◆ **SOURCE PASSAGE**:
★ ★ ★ ★ ★

Do we need an IT czar?
- By Diane Frank, William Matthews
- Jun 26, 2000
Prepare the way for the information technology czar. There is growing support
in Congress for one, a presidential advisory committee recommends one, and
presidential candidate George W. Bush wants one. Every time a security breach
occurs, many politicians and government IT experts line up to call for one.
The Clinton administration doesn't like the idea, but that opposition
is widely viewed as a temporary impediment. And considering that the federal
government spends upwards of $40 billion or so each year on information
technology, a lot of people in senior IT positions in government say it
is time to put someone clearly in charge.
Compare the relative electronic anarchy that reigns in the federal government
today with the efficient electronic government that is technically feasible,
and the situation cries out for a czar. "Twenty-five percent of what we
spend [on information technology] is wasted," estimates Roger Baker, chief
information officer at the Commerce Department and one of the first top-level
federal IT managers to publicly call for a federal CIO.
Today, every major federal agency has its CIO, its IT budget and its
vision of the future, however vague. "There's no common strategy, there's
no common approach, we're all re-inventing the wheel, and once in a while
we compare notes on whether it should be round or square," he said. "We
have a zillion data centers and a zillion help desks."
With such rampant duplication and disjointed IT endeavors, the result
often is an online service of limited utility. Under a strong, central IT
administrator, "it wouldn't have developed that way," Baker said.
But don't say the government needs a "czar." That word evokes the wrong
image, Baker said. "This is a management issue." It calls for a "federal
CIO," he said. Even so, what Baker and others describe is an information
officer of imperial proportion.

★ ★ ★ ★ ★

◆ **RAW DATA**:
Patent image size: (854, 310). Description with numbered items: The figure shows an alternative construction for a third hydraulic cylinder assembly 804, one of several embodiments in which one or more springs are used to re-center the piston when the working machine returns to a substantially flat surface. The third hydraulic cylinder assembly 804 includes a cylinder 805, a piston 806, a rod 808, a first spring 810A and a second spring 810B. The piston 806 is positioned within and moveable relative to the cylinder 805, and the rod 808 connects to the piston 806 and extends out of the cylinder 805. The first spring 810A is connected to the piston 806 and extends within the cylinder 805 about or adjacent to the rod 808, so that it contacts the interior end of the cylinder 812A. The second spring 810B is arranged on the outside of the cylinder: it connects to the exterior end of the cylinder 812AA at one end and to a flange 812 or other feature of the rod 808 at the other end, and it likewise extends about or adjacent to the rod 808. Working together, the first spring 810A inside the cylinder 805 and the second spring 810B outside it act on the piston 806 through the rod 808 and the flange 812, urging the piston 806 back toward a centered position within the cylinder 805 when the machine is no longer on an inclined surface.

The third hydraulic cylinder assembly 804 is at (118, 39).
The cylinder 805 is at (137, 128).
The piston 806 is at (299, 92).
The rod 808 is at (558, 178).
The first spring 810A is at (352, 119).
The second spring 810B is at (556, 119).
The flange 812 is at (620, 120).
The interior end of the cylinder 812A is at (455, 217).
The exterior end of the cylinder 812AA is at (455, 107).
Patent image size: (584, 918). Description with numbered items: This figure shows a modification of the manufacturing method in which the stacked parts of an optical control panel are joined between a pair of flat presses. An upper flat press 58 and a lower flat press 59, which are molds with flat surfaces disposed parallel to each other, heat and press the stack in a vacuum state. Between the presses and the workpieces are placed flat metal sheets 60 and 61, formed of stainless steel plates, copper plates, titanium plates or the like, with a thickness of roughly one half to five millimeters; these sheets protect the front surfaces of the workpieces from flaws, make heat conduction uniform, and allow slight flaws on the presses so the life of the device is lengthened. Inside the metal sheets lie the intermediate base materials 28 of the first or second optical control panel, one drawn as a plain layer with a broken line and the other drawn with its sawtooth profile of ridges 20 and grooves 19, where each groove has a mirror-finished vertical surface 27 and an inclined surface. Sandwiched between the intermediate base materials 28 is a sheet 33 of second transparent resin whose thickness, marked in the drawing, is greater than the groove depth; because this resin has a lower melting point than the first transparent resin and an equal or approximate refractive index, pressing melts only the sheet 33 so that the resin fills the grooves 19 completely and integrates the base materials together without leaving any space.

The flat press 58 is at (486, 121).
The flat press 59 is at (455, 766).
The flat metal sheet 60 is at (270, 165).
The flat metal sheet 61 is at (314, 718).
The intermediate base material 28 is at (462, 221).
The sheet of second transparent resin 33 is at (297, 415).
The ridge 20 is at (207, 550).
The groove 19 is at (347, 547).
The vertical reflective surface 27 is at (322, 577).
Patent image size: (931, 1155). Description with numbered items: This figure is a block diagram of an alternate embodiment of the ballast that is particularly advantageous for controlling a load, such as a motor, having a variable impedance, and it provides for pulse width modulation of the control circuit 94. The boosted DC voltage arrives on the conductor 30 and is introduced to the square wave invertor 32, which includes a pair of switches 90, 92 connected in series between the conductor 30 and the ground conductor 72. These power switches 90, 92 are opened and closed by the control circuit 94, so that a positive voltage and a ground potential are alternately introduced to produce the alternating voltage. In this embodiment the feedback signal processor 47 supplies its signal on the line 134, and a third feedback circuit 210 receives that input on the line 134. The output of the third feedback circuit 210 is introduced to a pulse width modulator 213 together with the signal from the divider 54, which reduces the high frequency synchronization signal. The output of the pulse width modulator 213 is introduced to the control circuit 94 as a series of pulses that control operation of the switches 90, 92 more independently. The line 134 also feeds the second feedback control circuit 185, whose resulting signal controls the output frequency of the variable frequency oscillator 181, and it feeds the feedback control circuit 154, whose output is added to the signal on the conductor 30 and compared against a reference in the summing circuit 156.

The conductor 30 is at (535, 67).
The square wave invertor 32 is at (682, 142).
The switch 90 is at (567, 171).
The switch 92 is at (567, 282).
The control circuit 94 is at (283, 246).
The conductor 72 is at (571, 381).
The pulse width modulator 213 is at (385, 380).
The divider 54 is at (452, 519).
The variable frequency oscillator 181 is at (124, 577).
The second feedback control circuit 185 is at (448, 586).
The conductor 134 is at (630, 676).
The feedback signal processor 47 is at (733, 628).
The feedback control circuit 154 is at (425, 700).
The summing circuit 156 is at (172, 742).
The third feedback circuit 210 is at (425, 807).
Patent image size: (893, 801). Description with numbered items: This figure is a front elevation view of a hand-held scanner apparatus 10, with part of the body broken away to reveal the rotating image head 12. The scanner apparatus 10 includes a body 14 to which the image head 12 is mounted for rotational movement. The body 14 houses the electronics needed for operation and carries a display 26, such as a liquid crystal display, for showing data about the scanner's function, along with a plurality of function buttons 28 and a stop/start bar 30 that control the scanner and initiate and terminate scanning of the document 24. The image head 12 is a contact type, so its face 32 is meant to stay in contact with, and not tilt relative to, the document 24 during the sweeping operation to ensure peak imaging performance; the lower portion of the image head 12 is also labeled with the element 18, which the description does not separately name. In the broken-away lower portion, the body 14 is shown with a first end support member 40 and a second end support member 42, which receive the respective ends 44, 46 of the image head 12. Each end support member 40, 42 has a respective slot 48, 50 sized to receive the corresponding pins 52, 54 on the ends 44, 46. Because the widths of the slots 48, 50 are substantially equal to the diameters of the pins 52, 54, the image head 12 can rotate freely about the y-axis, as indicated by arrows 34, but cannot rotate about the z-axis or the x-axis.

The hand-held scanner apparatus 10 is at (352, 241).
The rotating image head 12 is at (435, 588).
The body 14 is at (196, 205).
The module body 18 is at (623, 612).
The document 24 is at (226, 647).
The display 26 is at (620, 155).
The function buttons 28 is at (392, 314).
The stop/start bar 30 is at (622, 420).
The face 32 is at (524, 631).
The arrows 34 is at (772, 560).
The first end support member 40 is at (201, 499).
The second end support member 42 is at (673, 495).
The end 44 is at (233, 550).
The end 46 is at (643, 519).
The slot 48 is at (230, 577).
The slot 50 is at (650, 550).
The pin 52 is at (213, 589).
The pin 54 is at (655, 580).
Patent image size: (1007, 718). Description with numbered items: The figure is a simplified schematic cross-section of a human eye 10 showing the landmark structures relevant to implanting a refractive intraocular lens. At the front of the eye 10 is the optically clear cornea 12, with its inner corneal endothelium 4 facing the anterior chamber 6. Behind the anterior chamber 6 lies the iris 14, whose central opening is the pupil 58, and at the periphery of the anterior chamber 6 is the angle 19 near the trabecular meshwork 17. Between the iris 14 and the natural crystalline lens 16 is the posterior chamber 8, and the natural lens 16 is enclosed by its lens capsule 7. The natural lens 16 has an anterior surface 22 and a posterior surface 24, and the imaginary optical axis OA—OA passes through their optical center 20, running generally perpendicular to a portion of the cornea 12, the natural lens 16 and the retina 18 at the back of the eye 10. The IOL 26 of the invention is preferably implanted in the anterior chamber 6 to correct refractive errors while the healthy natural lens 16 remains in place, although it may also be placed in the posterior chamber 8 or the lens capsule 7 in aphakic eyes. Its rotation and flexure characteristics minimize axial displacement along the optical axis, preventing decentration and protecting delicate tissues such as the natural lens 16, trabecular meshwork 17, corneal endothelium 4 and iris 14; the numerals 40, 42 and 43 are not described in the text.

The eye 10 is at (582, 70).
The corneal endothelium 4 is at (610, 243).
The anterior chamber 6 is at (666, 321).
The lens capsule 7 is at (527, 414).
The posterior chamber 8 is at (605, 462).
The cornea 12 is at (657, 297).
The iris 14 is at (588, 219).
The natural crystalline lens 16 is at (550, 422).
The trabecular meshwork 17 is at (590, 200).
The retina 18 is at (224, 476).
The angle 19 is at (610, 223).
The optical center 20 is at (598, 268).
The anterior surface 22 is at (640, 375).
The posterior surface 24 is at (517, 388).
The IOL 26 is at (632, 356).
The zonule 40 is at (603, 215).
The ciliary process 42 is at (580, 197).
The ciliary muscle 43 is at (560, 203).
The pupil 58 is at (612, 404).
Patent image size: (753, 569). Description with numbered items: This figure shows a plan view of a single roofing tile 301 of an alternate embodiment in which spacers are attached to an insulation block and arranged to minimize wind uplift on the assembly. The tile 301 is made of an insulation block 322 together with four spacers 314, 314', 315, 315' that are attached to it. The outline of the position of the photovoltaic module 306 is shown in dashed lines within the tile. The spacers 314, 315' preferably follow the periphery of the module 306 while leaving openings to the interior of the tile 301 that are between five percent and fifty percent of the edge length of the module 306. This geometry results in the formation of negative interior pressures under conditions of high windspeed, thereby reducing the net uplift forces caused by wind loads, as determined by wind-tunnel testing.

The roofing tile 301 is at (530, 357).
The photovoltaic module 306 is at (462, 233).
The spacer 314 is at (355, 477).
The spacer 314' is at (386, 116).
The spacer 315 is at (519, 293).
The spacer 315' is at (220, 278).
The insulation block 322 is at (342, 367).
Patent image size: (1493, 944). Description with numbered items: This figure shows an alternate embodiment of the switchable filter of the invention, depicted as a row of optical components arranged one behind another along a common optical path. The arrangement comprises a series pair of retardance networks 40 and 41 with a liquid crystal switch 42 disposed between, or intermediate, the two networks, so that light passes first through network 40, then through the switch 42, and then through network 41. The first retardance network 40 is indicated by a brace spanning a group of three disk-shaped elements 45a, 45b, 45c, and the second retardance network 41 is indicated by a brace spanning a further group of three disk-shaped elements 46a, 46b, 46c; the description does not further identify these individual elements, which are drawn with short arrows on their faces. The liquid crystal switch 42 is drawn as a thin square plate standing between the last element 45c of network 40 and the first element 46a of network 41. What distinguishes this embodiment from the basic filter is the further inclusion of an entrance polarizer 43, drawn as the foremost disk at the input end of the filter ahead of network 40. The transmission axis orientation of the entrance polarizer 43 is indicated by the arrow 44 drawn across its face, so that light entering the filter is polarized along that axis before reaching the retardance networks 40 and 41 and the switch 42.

★ ★ ★ ★ ★

◆ **REQUIRED TASK**:
Reproduce the part of the article on a federal IT czar that opens with the words containing "But don't say" and closes with "of imperial proportion.", swapping "imperial" for "sweeping".

◆ **RESULT OF THIS EXERCISE**:
But don't say the government needs a "czar." That word evokes the wrong
image, Baker said. "This is a management issue." It calls for a "federal
CIO," he said. Even so, what Baker and others describe is an information
officer of sweeping proportion.